WHAT THIS TASK INVOLVES.
Restate the whole listing exactly.

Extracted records

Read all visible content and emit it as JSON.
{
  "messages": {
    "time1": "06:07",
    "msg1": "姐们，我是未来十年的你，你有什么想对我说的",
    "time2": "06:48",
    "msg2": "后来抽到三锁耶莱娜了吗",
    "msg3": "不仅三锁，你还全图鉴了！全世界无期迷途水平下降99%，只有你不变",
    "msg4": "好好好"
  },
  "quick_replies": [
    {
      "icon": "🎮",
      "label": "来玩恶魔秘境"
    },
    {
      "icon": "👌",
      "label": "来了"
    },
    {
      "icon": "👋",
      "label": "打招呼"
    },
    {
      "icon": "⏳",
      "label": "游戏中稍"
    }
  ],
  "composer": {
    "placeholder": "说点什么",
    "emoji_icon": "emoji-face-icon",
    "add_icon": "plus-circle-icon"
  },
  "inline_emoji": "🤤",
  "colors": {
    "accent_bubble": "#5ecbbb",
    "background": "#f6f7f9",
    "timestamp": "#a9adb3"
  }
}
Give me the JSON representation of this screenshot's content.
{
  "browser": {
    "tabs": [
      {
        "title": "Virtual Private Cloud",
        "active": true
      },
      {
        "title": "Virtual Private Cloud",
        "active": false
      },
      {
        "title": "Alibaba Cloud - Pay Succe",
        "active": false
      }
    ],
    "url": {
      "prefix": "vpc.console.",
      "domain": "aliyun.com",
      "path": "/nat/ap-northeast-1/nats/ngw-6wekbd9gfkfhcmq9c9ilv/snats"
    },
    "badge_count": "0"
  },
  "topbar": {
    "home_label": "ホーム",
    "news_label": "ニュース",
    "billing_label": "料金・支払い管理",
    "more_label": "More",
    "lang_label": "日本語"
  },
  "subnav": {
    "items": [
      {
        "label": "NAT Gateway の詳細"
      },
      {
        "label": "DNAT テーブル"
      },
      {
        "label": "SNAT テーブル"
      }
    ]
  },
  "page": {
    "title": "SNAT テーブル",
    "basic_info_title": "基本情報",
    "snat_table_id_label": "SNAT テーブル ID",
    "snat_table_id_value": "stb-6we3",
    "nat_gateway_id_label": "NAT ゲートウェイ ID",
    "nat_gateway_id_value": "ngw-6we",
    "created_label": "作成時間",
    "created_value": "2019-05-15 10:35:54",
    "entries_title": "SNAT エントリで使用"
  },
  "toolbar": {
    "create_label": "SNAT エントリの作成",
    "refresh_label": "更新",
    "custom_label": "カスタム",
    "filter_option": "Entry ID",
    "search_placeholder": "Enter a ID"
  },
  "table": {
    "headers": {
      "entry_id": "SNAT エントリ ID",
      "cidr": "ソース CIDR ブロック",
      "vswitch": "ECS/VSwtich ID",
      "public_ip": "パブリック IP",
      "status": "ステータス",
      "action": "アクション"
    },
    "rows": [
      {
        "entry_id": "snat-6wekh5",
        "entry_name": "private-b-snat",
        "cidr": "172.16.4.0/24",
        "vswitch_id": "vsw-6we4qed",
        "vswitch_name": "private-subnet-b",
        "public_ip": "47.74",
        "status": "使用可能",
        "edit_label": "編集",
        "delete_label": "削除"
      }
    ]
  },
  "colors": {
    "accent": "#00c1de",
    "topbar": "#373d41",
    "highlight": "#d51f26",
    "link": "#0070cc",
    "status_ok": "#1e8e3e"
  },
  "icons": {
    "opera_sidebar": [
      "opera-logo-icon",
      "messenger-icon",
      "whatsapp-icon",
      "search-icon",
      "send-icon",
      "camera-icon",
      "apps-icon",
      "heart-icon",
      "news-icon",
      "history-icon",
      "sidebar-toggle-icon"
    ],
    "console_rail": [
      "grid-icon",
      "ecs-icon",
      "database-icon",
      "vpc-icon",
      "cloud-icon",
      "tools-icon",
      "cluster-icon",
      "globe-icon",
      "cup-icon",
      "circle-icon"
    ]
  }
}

ANSWER FOR THE TASK.
Read all visible content and emit it as JSON.
{
  "messages": {
    "time1": "06:07",
    "msg1": "姐们，我是未来十年的你，你有什么想对我说的",
    "time2": "06:48",
    "msg2": "后来抽到三锁耶莱娜了吗",
    "msg3": "不仅三锁，你还全图鉴了！全世界无期迷途水平下降99%，只有你不变",
    "msg4": "好好好"
  },
  "quick_replies": [
    {
      "icon": "🎮",
      "label": "来玩恶魔秘境"
    },
    {
      "icon": "👌",
      "label": "来了"
    },
    {
      "icon": "👋",
      "label": "打招呼"
    },
    {
      "icon": "⏳",
      "label": "游戏中稍"
    }
  ],
  "composer": {
    "placeholder": "说点什么",
    "emoji_icon": "emoji-face-icon",
    "add_icon": "plus-circle-icon"
  },
  "inline_emoji": "🤤",
  "colors": {
    "accent_bubble": "#5ecbbb",
    "background": "#f6f7f9",
    "timestamp": "#a9adb3"
  }
}
Give me the JSON representation of this screenshot's content.
{
  "browser": {
    "tabs": [
      {
        "title": "Virtual Private Cloud",
        "active": true
      },
      {
        "title": "Virtual Private Cloud",
        "active": false
      },
      {
        "title": "Alibaba Cloud - Pay Succe",
        "active": false
      }
    ],
    "url": {
      "prefix": "vpc.console.",
      "domain": "aliyun.com",
      "path": "/nat/ap-northeast-1/nats/ngw-6wekbd9gfkfhcmq9c9ilv/snats"
    },
    "badge_count": "0"
  },
  "topbar": {
    "home_label": "ホーム",
    "news_label": "ニュース",
    "billing_label": "料金・支払い管理",
    "more_label": "More",
    "lang_label": "日本語"
  },
  "subnav": {
    "items": [
      {
        "label": "NAT Gateway の詳細"
      },
      {
        "label": "DNAT テーブル"
      },
      {
        "label": "SNAT テーブル"
      }
    ]
  },
  "page": {
    "title": "SNAT テーブル",
    "basic_info_title": "基本情報",
    "snat_table_id_label": "SNAT テーブル ID",
    "snat_table_id_value": "stb-6we3",
    "nat_gateway_id_label": "NAT ゲートウェイ ID",
    "nat_gateway_id_value": "ngw-6we",
    "created_label": "作成時間",
    "created_value": "2019-05-15 10:35:54",
    "entries_title": "SNAT エントリで使用"
  },
  "toolbar": {
    "create_label": "SNAT エントリの作成",
    "refresh_label": "更新",
    "custom_label": "カスタム",
    "filter_option": "Entry ID",
    "search_placeholder": "Enter a ID"
  },
  "table": {
    "headers": {
      "entry_id": "SNAT エントリ ID",
      "cidr": "ソース CIDR ブロック",
      "vswitch": "ECS/VSwtich ID",
      "public_ip": "パブリック IP",
      "status": "ステータス",
      "action": "アクション"
    },
    "rows": [
      {
        "entry_id": "snat-6wekh5",
        "entry_name": "private-b-snat",
        "cidr": "172.16.4.0/24",
        "vswitch_id": "vsw-6we4qed",
        "vswitch_name": "private-subnet-b",
        "public_ip": "47.74",
        "status": "使用可能",
        "edit_label": "編集",
        "delete_label": "削除"
      }
    ]
  },
  "colors": {
    "accent": "#00c1de",
    "topbar": "#373d41",
    "highlight": "#d51f26",
    "link": "#0070cc",
    "status_ok": "#1e8e3e"
  },
  "icons": {
    "opera_sidebar": [
      "opera-logo-icon",
      "messenger-icon",
      "whatsapp-icon",
      "search-icon",
      "send-icon",
      "camera-icon",
      "apps-icon",
      "heart-icon",
      "news-icon",
      "history-icon",
      "sidebar-toggle-icon"
    ],
    "console_rail": [
      "grid-icon",
      "ecs-icon",
      "database-icon",
      "vpc-icon",
      "cloud-icon",
      "tools-icon",
      "cluster-icon",
      "globe-icon",
      "cup-icon",
      "circle-icon"
    ]
  }
}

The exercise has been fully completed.